◆ **STORED RECORDS**
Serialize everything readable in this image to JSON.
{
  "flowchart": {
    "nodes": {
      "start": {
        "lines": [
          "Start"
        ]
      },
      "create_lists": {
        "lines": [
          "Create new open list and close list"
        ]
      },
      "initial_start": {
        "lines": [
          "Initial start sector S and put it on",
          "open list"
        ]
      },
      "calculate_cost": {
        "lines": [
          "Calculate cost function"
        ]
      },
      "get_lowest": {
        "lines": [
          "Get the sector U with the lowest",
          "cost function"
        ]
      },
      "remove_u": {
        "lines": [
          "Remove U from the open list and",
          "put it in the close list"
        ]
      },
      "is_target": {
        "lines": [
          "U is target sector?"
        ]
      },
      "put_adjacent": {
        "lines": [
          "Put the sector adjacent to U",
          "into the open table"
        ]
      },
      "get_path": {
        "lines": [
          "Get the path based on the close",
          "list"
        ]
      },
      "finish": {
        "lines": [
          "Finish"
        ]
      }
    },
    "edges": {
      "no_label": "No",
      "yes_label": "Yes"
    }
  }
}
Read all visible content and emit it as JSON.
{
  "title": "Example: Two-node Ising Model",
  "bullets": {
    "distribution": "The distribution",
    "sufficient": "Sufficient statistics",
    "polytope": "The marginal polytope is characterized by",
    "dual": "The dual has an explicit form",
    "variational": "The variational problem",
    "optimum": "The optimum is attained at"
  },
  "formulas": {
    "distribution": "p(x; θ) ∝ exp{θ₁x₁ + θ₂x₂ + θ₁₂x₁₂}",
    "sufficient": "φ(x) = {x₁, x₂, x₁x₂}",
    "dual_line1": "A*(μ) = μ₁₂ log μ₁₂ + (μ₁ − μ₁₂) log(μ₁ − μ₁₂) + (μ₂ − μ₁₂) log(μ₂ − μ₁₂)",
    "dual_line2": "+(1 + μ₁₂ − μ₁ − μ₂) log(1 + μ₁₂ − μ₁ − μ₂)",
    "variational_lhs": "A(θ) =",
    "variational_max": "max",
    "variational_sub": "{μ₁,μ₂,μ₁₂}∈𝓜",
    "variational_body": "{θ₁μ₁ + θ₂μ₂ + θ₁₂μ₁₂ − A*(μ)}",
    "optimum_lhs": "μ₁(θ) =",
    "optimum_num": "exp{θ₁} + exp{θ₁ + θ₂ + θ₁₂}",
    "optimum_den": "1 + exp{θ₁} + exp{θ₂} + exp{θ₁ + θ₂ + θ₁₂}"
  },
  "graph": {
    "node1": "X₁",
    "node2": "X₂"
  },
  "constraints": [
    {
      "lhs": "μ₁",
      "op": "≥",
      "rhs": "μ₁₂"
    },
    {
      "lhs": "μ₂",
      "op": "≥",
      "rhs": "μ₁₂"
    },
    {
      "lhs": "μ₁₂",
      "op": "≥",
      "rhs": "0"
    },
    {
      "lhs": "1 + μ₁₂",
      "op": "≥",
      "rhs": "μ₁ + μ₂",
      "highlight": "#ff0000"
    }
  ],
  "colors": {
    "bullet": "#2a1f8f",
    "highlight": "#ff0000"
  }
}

◆ **WHAT YOU SHOULD DO**
Filter the listing above for the string "function" and copy every matching line.

◆ **SOLUTION TO THE EXERCISE**
          "Calculate cost function"
          "cost function"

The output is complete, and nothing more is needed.